## TASK PROMPT
All of the listing below must be repeated word for word. Pictures are the only thing to omit.

--------------------------------------------------

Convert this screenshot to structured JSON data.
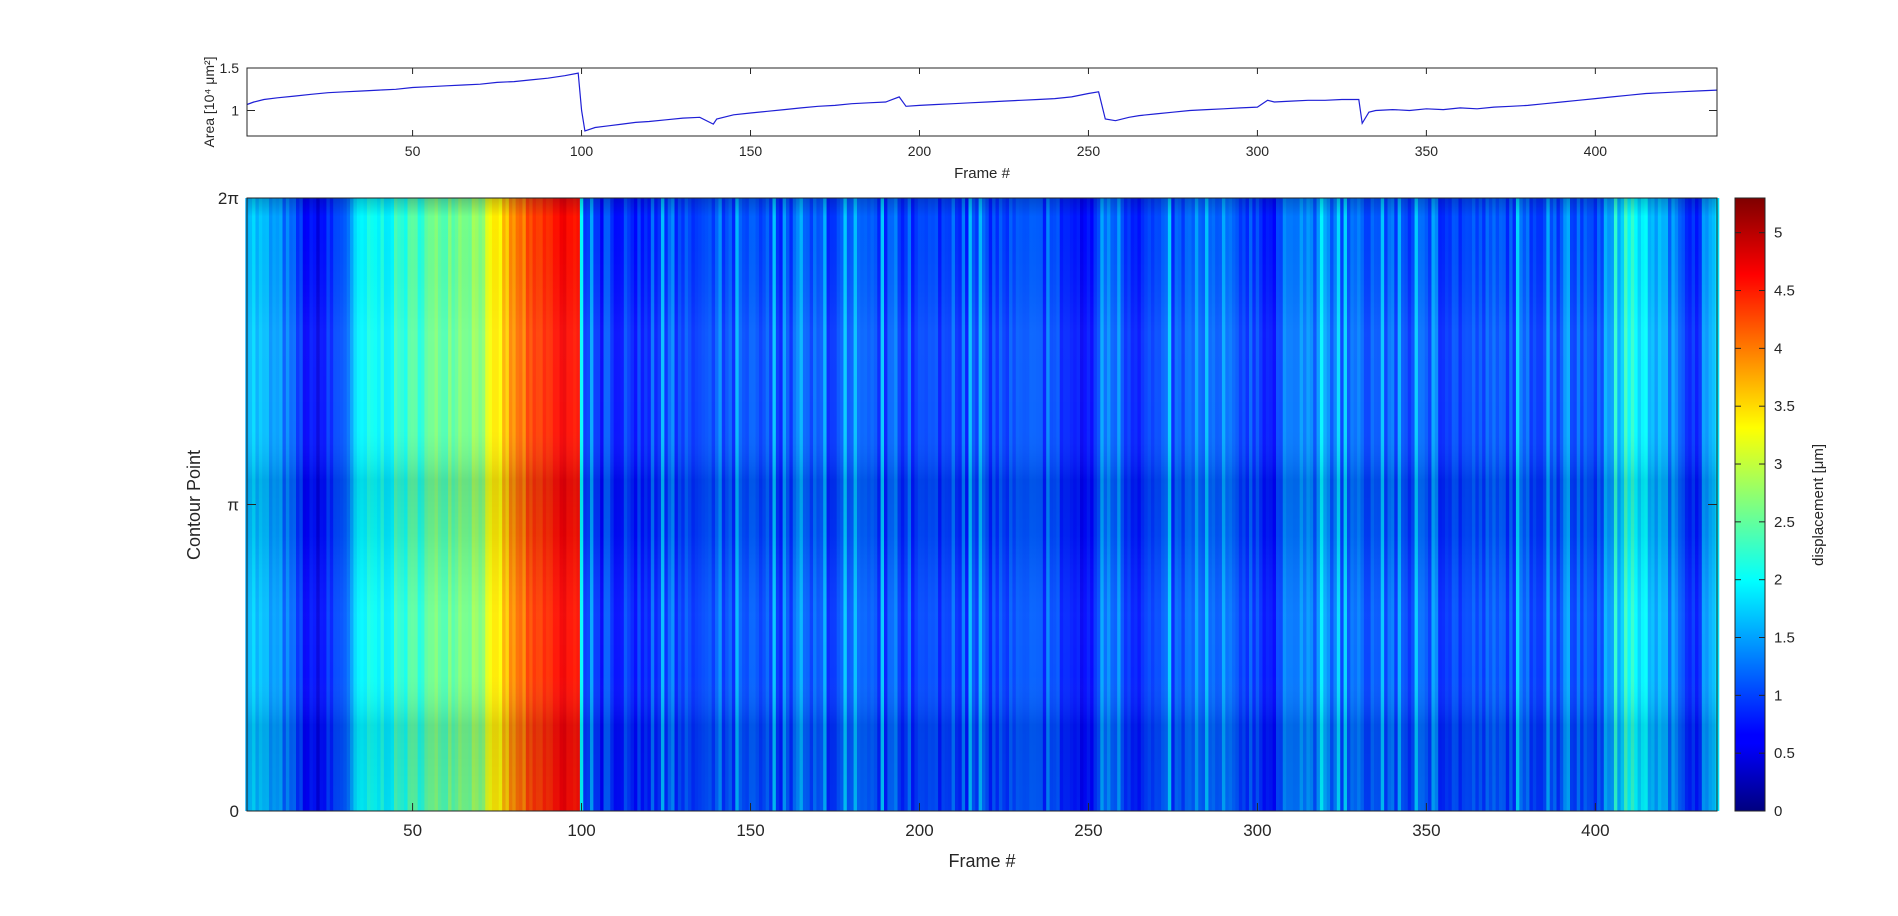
{
  "chart_data": [
    {
      "type": "line",
      "xlabel": "Frame #",
      "ylabel": "Area [10⁴ μm²]",
      "xlim": [
        1,
        436
      ],
      "ylim": [
        0.7,
        1.5
      ],
      "xticks": [
        50,
        100,
        150,
        200,
        250,
        300,
        350,
        400
      ],
      "yticks": [
        1,
        1.5
      ],
      "ytick_labels": [
        "1",
        "1.5"
      ],
      "line_color": "#1f1fd6",
      "grid": false,
      "series": [
        {
          "x": [
            1,
            3,
            6,
            10,
            15,
            20,
            25,
            30,
            35,
            40,
            45,
            50,
            55,
            60,
            65,
            70,
            75,
            80,
            85,
            90,
            95,
            99,
            100,
            101,
            104,
            108,
            112,
            116,
            120,
            125,
            130,
            135,
            139,
            140,
            145,
            150,
            155,
            160,
            165,
            170,
            175,
            180,
            185,
            190,
            194,
            196,
            200,
            205,
            210,
            215,
            220,
            225,
            230,
            235,
            240,
            245,
            250,
            253,
            255,
            258,
            262,
            265,
            270,
            275,
            280,
            285,
            290,
            295,
            300,
            303,
            305,
            310,
            315,
            320,
            325,
            330,
            331,
            333,
            335,
            340,
            345,
            350,
            355,
            360,
            365,
            370,
            375,
            380,
            385,
            390,
            395,
            400,
            405,
            410,
            415,
            420,
            425,
            430,
            436
          ],
          "y": [
            1.07,
            1.1,
            1.13,
            1.15,
            1.17,
            1.19,
            1.21,
            1.22,
            1.23,
            1.24,
            1.25,
            1.27,
            1.28,
            1.29,
            1.3,
            1.31,
            1.33,
            1.34,
            1.36,
            1.38,
            1.41,
            1.44,
            1.0,
            0.76,
            0.8,
            0.82,
            0.84,
            0.86,
            0.87,
            0.89,
            0.91,
            0.92,
            0.84,
            0.9,
            0.95,
            0.97,
            0.99,
            1.01,
            1.03,
            1.05,
            1.06,
            1.08,
            1.09,
            1.1,
            1.16,
            1.05,
            1.06,
            1.07,
            1.08,
            1.09,
            1.1,
            1.11,
            1.12,
            1.13,
            1.14,
            1.16,
            1.2,
            1.22,
            0.9,
            0.88,
            0.92,
            0.94,
            0.96,
            0.98,
            1.0,
            1.01,
            1.02,
            1.03,
            1.04,
            1.12,
            1.1,
            1.11,
            1.12,
            1.12,
            1.13,
            1.13,
            0.85,
            0.98,
            1.0,
            1.01,
            1.0,
            1.02,
            1.01,
            1.03,
            1.02,
            1.04,
            1.05,
            1.06,
            1.08,
            1.1,
            1.12,
            1.14,
            1.16,
            1.18,
            1.2,
            1.21,
            1.22,
            1.23,
            1.24
          ]
        }
      ]
    },
    {
      "type": "heatmap",
      "xlabel": "Frame #",
      "ylabel": "Contour Point",
      "xlim": [
        1,
        436
      ],
      "xticks": [
        50,
        100,
        150,
        200,
        250,
        300,
        350,
        400
      ],
      "y_ticks": [
        "0",
        "π",
        "2π"
      ],
      "colorbar": {
        "label": "displacement [μm]",
        "colormap": "jet",
        "range": [
          0,
          5.3
        ],
        "ticks": [
          "0",
          "0.5",
          "1",
          "1.5",
          "2",
          "2.5",
          "3",
          "3.5",
          "4",
          "4.5",
          "5"
        ]
      },
      "frame_mean_displacement": {
        "frames": [
          1,
          5,
          12,
          20,
          25,
          30,
          35,
          40,
          50,
          60,
          70,
          75,
          80,
          90,
          97,
          99,
          100,
          101,
          110,
          130,
          150,
          170,
          190,
          200,
          220,
          240,
          245,
          250,
          255,
          265,
          280,
          300,
          305,
          310,
          320,
          340,
          360,
          380,
          400,
          405,
          410,
          420,
          430,
          436
        ],
        "values": [
          1.8,
          1.6,
          1.3,
          0.6,
          0.8,
          1.2,
          1.9,
          2.0,
          2.3,
          2.6,
          2.8,
          3.3,
          3.9,
          4.4,
          4.7,
          4.5,
          2.2,
          0.8,
          0.85,
          0.95,
          1.0,
          1.05,
          1.0,
          0.95,
          1.0,
          1.0,
          0.8,
          0.6,
          1.3,
          0.9,
          1.1,
          1.05,
          0.7,
          1.5,
          1.2,
          1.1,
          1.0,
          1.1,
          1.1,
          1.4,
          2.1,
          1.5,
          0.9,
          1.7
        ]
      }
    }
  ]
}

--------------------------------------------------

## RESULT FOR THIS TASK
Convert this screenshot to structured JSON data.
{
  "chart_data": [
    {
      "type": "line",
      "xlabel": "Frame #",
      "ylabel": "Area [10⁴ μm²]",
      "xlim": [
        1,
        436
      ],
      "ylim": [
        0.7,
        1.5
      ],
      "xticks": [
        50,
        100,
        150,
        200,
        250,
        300,
        350,
        400
      ],
      "yticks": [
        1,
        1.5
      ],
      "ytick_labels": [
        "1",
        "1.5"
      ],
      "line_color": "#1f1fd6",
      "grid": false,
      "series": [
        {
          "x": [
            1,
            3,
            6,
            10,
            15,
            20,
            25,
            30,
            35,
            40,
            45,
            50,
            55,
            60,
            65,
            70,
            75,
            80,
            85,
            90,
            95,
            99,
            100,
            101,
            104,
            108,
            112,
            116,
            120,
            125,
            130,
            135,
            139,
            140,
            145,
            150,
            155,
            160,
            165,
            170,
            175,
            180,
            185,
            190,
            194,
            196,
            200,
            205,
            210,
            215,
            220,
            225,
            230,
            235,
            240,
            245,
            250,
            253,
            255,
            258,
            262,
            265,
            270,
            275,
            280,
            285,
            290,
            295,
            300,
            303,
            305,
            310,
            315,
            320,
            325,
            330,
            331,
            333,
            335,
            340,
            345,
            350,
            355,
            360,
            365,
            370,
            375,
            380,
            385,
            390,
            395,
            400,
            405,
            410,
            415,
            420,
            425,
            430,
            436
          ],
          "y": [
            1.07,
            1.1,
            1.13,
            1.15,
            1.17,
            1.19,
            1.21,
            1.22,
            1.23,
            1.24,
            1.25,
            1.27,
            1.28,
            1.29,
            1.3,
            1.31,
            1.33,
            1.34,
            1.36,
            1.38,
            1.41,
            1.44,
            1.0,
            0.76,
            0.8,
            0.82,
            0.84,
            0.86,
            0.87,
            0.89,
            0.91,
            0.92,
            0.84,
            0.9,
            0.95,
            0.97,
            0.99,
            1.01,
            1.03,
            1.05,
            1.06,
            1.08,
            1.09,
            1.1,
            1.16,
            1.05,
            1.06,
            1.07,
            1.08,
            1.09,
            1.1,
            1.11,
            1.12,
            1.13,
            1.14,
            1.16,
            1.2,
            1.22,
            0.9,
            0.88,
            0.92,
            0.94,
            0.96,
            0.98,
            1.0,
            1.01,
            1.02,
            1.03,
            1.04,
            1.12,
            1.1,
            1.11,
            1.12,
            1.12,
            1.13,
            1.13,
            0.85,
            0.98,
            1.0,
            1.01,
            1.0,
            1.02,
            1.01,
            1.03,
            1.02,
            1.04,
            1.05,
            1.06,
            1.08,
            1.1,
            1.12,
            1.14,
            1.16,
            1.18,
            1.2,
            1.21,
            1.22,
            1.23,
            1.24
          ]
        }
      ]
    },
    {
      "type": "heatmap",
      "xlabel": "Frame #",
      "ylabel": "Contour Point",
      "xlim": [
        1,
        436
      ],
      "xticks": [
        50,
        100,
        150,
        200,
        250,
        300,
        350,
        400
      ],
      "y_ticks": [
        "0",
        "π",
        "2π"
      ],
      "colorbar": {
        "label": "displacement [μm]",
        "colormap": "jet",
        "range": [
          0,
          5.3
        ],
        "ticks": [
          "0",
          "0.5",
          "1",
          "1.5",
          "2",
          "2.5",
          "3",
          "3.5",
          "4",
          "4.5",
          "5"
        ]
      },
      "frame_mean_displacement": {
        "frames": [
          1,
          5,
          12,
          20,
          25,
          30,
          35,
          40,
          50,
          60,
          70,
          75,
          80,
          90,
          97,
          99,
          100,
          101,
          110,
          130,
          150,
          170,
          190,
          200,
          220,
          240,
          245,
          250,
          255,
          265,
          280,
          300,
          305,
          310,
          320,
          340,
          360,
          380,
          400,
          405,
          410,
          420,
          430,
          436
        ],
        "values": [
          1.8,
          1.6,
          1.3,
          0.6,
          0.8,
          1.2,
          1.9,
          2.0,
          2.3,
          2.6,
          2.8,
          3.3,
          3.9,
          4.4,
          4.7,
          4.5,
          2.2,
          0.8,
          0.85,
          0.95,
          1.0,
          1.05,
          1.0,
          0.95,
          1.0,
          1.0,
          0.8,
          0.6,
          1.3,
          0.9,
          1.1,
          1.05,
          0.7,
          1.5,
          1.2,
          1.1,
          1.0,
          1.1,
          1.1,
          1.4,
          2.1,
          1.5,
          0.9,
          1.7
        ]
      }
    }
  ]
}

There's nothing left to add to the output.